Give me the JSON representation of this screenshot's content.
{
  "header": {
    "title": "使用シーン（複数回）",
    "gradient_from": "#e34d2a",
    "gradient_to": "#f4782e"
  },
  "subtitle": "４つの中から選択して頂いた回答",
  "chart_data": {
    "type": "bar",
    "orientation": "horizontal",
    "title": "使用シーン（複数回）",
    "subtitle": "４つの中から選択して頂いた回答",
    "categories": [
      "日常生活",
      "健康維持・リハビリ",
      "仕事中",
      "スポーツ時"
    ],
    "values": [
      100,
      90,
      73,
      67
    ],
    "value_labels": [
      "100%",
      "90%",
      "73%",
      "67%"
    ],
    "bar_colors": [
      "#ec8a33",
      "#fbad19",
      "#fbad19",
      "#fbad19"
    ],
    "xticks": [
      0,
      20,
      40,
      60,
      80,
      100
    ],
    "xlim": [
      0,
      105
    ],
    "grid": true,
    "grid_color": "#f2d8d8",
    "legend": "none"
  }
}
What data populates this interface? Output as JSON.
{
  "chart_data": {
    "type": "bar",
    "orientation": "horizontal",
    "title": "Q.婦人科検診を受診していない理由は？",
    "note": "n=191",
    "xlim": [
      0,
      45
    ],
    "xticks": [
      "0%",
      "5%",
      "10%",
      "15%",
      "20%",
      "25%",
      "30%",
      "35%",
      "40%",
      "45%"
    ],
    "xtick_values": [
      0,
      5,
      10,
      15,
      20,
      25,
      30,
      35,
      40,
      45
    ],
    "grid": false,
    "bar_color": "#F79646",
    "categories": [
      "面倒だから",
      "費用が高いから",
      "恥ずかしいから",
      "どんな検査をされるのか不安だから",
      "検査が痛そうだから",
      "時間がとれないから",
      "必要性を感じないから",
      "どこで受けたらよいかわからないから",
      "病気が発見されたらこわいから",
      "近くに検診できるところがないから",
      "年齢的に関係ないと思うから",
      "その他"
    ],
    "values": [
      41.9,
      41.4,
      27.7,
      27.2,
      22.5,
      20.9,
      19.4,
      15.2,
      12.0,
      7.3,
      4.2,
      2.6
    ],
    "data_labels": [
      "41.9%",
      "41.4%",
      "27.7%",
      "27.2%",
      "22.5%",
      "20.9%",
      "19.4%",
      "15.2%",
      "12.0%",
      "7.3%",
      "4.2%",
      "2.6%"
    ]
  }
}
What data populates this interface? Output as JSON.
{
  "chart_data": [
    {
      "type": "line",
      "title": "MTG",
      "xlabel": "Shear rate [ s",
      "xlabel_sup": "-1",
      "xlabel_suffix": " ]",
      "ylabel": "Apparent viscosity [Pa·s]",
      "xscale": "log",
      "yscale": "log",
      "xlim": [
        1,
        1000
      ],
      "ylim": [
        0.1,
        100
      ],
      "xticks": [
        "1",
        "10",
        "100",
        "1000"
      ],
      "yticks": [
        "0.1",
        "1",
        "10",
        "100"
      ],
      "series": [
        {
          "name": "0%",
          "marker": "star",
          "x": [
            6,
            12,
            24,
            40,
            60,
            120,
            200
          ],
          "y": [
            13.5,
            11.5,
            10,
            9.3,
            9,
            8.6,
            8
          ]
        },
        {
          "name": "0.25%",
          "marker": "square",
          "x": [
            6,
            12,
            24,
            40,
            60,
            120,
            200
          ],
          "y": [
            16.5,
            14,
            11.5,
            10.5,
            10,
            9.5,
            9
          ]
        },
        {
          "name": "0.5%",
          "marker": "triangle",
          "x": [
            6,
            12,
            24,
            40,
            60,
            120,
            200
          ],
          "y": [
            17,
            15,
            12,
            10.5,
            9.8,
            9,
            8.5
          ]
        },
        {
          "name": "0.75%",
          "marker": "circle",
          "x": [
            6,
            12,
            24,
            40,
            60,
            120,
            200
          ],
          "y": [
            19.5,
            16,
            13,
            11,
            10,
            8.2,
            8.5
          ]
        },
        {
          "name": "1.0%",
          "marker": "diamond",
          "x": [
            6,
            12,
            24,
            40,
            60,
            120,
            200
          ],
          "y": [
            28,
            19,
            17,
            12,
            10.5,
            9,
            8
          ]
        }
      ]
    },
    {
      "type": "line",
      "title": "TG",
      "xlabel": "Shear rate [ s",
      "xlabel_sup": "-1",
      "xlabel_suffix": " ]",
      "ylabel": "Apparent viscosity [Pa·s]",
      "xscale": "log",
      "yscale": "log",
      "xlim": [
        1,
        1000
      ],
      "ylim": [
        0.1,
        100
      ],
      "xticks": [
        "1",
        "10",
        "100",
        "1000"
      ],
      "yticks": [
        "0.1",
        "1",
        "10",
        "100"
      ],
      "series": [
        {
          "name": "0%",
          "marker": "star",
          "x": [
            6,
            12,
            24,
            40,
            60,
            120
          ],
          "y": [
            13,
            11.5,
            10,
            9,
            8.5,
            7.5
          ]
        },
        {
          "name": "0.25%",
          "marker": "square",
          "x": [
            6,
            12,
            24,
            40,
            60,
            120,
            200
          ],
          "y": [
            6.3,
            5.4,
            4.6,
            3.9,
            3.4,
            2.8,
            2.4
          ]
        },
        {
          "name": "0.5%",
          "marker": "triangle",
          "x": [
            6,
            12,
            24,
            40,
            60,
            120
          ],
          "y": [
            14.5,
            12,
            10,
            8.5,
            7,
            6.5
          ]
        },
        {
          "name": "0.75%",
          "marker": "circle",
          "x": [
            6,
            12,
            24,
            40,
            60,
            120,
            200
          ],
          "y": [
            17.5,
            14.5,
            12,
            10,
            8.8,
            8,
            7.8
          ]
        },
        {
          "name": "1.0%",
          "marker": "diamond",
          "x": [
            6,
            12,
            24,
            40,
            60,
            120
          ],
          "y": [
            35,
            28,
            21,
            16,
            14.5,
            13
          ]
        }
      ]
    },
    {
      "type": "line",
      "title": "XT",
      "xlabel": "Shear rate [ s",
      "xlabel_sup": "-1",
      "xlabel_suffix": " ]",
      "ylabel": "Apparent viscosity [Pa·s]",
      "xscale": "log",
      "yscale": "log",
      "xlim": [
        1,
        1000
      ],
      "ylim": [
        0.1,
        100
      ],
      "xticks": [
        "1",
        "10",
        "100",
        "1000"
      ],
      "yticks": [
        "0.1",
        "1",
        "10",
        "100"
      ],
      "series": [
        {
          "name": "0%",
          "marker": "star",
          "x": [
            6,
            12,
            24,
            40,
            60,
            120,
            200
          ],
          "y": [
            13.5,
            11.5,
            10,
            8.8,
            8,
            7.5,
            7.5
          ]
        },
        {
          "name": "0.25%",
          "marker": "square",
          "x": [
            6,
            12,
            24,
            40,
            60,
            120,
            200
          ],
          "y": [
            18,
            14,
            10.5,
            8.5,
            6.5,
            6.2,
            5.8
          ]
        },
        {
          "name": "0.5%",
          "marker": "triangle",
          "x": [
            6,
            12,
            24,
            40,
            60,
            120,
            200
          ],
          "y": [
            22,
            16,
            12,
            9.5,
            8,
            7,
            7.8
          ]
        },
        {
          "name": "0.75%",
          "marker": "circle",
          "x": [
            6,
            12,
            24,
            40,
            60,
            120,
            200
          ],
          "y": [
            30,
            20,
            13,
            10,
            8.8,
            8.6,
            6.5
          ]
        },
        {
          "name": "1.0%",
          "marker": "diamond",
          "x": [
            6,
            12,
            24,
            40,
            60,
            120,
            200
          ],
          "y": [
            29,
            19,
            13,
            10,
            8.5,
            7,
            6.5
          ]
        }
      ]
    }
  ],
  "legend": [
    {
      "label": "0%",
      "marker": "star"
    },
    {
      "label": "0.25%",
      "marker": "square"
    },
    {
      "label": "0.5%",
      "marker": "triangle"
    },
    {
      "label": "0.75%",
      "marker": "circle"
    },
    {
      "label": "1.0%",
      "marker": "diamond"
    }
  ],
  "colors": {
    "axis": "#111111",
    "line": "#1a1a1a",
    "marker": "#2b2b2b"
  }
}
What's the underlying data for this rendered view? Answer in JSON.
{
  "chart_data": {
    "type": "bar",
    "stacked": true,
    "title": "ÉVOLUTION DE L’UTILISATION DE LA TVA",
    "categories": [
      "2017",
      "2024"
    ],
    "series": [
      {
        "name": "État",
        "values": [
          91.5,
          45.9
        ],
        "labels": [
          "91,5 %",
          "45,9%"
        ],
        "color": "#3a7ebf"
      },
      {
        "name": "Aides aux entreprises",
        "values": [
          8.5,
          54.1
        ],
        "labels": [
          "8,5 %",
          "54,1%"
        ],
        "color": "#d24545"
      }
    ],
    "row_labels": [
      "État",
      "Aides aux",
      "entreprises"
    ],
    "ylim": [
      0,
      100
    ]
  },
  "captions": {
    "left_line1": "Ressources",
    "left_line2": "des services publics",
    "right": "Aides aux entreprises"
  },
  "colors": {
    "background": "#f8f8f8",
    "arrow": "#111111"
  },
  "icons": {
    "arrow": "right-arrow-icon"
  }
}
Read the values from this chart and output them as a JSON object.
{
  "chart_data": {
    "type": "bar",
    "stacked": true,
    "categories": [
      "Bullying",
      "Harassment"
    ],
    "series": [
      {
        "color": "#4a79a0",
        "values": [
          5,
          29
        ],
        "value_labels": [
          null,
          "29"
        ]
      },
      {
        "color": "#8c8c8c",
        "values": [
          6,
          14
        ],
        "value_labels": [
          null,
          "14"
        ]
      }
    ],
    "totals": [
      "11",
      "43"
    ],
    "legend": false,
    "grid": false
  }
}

+-------+

## AIM
Extract all lines from the material above that include the word "subtitle".

## RESPONSE TO THIS TASK
  "subtitle": "４つの中から選択して頂いた回答",
    "subtitle": "４つの中から選択して頂いた回答",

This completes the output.